Task objective >>
Count every line of the listing where the string "JSON" occurs, and reply with the count alone.

Record set >>
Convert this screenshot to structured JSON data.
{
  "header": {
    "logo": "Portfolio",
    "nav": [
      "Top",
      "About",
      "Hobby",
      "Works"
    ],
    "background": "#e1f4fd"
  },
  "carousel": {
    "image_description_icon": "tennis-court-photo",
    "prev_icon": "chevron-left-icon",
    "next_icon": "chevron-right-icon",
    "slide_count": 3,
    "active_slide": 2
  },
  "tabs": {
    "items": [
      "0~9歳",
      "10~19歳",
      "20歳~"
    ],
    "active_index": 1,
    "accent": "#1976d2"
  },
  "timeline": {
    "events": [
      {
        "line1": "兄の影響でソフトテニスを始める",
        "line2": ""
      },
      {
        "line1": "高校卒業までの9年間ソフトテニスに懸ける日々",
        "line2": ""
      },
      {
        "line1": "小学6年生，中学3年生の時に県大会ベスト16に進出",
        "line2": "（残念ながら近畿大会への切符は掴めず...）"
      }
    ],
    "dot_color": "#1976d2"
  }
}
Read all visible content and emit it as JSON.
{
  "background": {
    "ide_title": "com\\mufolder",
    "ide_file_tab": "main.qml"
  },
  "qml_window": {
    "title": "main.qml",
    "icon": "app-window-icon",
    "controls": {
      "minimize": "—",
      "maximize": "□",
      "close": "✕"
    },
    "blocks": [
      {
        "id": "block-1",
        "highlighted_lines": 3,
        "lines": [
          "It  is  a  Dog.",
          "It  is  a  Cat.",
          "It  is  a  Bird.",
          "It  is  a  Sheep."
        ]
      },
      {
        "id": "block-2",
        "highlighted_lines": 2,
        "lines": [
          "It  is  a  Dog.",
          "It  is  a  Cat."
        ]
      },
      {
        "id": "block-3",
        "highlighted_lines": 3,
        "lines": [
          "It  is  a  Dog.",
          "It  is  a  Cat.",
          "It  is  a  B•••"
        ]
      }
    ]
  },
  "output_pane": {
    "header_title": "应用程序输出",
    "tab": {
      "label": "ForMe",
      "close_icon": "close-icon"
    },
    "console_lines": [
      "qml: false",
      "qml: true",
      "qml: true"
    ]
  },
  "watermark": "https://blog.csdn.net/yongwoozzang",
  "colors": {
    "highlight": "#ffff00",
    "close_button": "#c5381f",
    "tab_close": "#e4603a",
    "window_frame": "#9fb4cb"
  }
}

Solution for this exercise >>
2